## DESCRIPTION OF THE TASK
Collect all lines from the records below that include the word "정리정돈이".

— start DATA SUPPLIED —

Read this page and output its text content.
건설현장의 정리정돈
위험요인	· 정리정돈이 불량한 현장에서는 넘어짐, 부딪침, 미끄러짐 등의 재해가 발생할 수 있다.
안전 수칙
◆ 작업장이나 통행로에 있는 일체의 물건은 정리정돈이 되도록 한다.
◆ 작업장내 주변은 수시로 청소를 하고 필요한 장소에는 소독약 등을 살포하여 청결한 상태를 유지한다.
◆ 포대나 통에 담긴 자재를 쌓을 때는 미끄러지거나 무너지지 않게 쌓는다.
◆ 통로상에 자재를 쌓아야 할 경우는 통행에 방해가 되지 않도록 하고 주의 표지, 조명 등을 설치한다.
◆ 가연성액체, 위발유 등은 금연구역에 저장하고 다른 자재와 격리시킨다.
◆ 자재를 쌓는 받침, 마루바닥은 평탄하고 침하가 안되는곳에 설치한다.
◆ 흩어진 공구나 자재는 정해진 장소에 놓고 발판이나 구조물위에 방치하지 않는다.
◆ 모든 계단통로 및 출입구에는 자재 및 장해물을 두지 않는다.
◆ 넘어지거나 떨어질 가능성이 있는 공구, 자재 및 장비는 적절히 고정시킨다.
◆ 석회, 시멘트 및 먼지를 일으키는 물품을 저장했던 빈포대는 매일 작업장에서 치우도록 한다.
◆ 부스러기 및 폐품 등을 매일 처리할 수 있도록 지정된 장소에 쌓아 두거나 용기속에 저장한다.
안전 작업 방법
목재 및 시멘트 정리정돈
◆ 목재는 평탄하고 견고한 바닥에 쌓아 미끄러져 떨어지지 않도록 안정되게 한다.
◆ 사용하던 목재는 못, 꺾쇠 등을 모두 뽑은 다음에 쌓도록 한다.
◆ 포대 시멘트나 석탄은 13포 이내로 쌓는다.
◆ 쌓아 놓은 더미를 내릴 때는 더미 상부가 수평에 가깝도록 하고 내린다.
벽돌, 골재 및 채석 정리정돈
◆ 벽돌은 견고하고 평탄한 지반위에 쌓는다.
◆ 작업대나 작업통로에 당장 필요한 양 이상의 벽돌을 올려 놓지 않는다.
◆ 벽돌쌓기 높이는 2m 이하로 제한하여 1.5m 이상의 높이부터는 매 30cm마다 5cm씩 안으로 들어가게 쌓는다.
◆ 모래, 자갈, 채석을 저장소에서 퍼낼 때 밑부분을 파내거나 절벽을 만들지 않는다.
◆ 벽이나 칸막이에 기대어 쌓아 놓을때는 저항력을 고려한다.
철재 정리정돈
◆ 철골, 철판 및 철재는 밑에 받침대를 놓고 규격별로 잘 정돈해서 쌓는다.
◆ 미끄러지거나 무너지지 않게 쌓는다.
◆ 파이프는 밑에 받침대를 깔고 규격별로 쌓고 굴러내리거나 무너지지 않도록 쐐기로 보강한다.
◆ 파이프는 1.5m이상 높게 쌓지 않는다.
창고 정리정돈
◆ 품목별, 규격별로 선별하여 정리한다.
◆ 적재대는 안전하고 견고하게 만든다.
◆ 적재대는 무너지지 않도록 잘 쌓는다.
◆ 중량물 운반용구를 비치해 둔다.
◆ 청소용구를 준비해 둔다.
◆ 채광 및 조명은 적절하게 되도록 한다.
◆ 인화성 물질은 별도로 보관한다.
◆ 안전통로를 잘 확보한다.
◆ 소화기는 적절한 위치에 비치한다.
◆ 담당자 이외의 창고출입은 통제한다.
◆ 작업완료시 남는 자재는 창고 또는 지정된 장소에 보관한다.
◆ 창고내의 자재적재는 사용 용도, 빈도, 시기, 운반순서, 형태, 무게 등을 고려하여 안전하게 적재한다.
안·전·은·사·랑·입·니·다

— end DATA SUPPLIED —

## TASK RESULT
위험요인	· 정리정돈이 불량한 현장에서는 넘어짐, 부딪침, 미끄러짐 등의 재해가 발생할 수 있다.
◆ 작업장이나 통행로에 있는 일체의 물건은 정리정돈이 되도록 한다.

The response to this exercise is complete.